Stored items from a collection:
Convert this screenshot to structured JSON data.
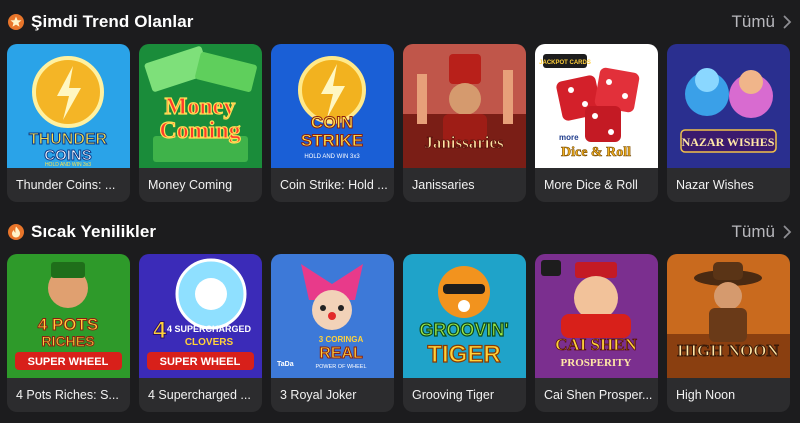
{
  "sections": [
    {
      "title": "Şimdi Trend Olanlar",
      "see_all": "Tümü",
      "icon": "star-badge-icon",
      "games": [
        {
          "name": "Thunder Coins: ...",
          "art": [
            "THUNDER",
            "COINS",
            "HOLD AND WIN 3x3"
          ],
          "bg": "#2aa3e8"
        },
        {
          "name": "Money Coming",
          "art": [
            "Money",
            "Coming"
          ],
          "bg": "#1a8c3a"
        },
        {
          "name": "Coin Strike: Hold ...",
          "art": [
            "COIN",
            "STRIKE",
            "HOLD AND WIN 3x3"
          ],
          "bg": "#1a5fd6"
        },
        {
          "name": "Janissaries",
          "art": [
            "Janissaries"
          ],
          "bg": "#8a2b1e"
        },
        {
          "name": "More Dice & Roll",
          "art": [
            "JACKPOT CARDS",
            "more",
            "Dice & Roll"
          ],
          "bg": "#ffffff"
        },
        {
          "name": "Nazar Wishes",
          "art": [
            "NAZAR WISHES"
          ],
          "bg": "#2a2f8f"
        }
      ]
    },
    {
      "title": "Sıcak Yenilikler",
      "see_all": "Tümü",
      "icon": "flame-badge-icon",
      "games": [
        {
          "name": "4 Pots Riches: S...",
          "art": [
            "4 POTS",
            "RICHES",
            "SUPER WHEEL"
          ],
          "bg": "#2e9a2a"
        },
        {
          "name": "4 Supercharged ...",
          "art": [
            "4 SUPERCHARGED",
            "CLOVERS",
            "SUPER WHEEL"
          ],
          "bg": "#3b2bb8"
        },
        {
          "name": "3 Royal Joker",
          "art": [
            "3 CORINGA",
            "REAL",
            "POWER OF WHEEL",
            "TaDa"
          ],
          "bg": "#3d79d8"
        },
        {
          "name": "Grooving Tiger",
          "art": [
            "GROOVIN'",
            "TIGER"
          ],
          "bg": "#1fa3c9"
        },
        {
          "name": "Cai Shen Prosper...",
          "art": [
            "CAI SHEN",
            "PROSPERITY"
          ],
          "bg": "#7b2f8f"
        },
        {
          "name": "High Noon",
          "art": [
            "HIGH NOON"
          ],
          "bg": "#c96a1e"
        }
      ]
    }
  ]
}
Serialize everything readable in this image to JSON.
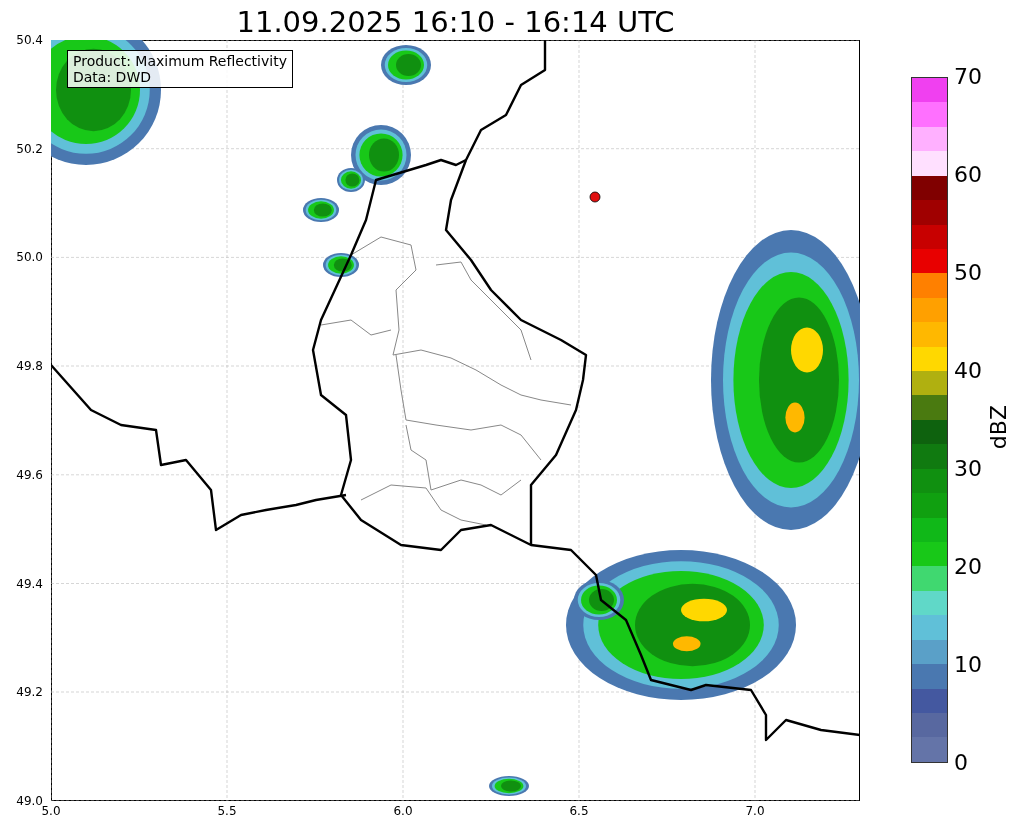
{
  "title": "11.09.2025 16:10 - 16:14 UTC",
  "info_box": {
    "lines": [
      "Product: Maximum Reflectivity",
      "Data: DWD"
    ]
  },
  "y_axis": {
    "ticks": [
      "50.4",
      "50.2",
      "50.0",
      "49.8",
      "49.6",
      "49.4",
      "49.2",
      "49.0"
    ]
  },
  "x_axis": {
    "ticks": [
      "5.0",
      "5.5",
      "6.0",
      "6.5",
      "7.0"
    ]
  },
  "colorbar": {
    "label": "dBZ",
    "ticks": [
      "70",
      "60",
      "50",
      "40",
      "30",
      "20",
      "10",
      "0"
    ],
    "bands": [
      {
        "color": "#f040f0"
      },
      {
        "color": "#ff70ff"
      },
      {
        "color": "#ffb0ff"
      },
      {
        "color": "#ffe0ff"
      },
      {
        "color": "#800000"
      },
      {
        "color": "#a00000"
      },
      {
        "color": "#c80000"
      },
      {
        "color": "#e80000"
      },
      {
        "color": "#ff8000"
      },
      {
        "color": "#ffa000"
      },
      {
        "color": "#ffb800"
      },
      {
        "color": "#ffd800"
      },
      {
        "color": "#b0b010"
      },
      {
        "color": "#4a7a10"
      },
      {
        "color": "#0e620e"
      },
      {
        "color": "#107a10"
      },
      {
        "color": "#109010"
      },
      {
        "color": "#10a010"
      },
      {
        "color": "#10b818"
      },
      {
        "color": "#18c818"
      },
      {
        "color": "#40d870"
      },
      {
        "color": "#60d8c8"
      },
      {
        "color": "#60c0d8"
      },
      {
        "color": "#5aa0c8"
      },
      {
        "color": "#4a78b0"
      },
      {
        "color": "#4458a0"
      },
      {
        "color": "#5868a0"
      },
      {
        "color": "#6474a8"
      }
    ]
  }
}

◆ **WRITTEN REQUEST**: Search the records for the word "this", then list every line that has it.

◆ **SOLUTION TO THE EXERCISE**:
Convert this screenshot to structured JSON data.
Serialize everything readable in this image to JSON.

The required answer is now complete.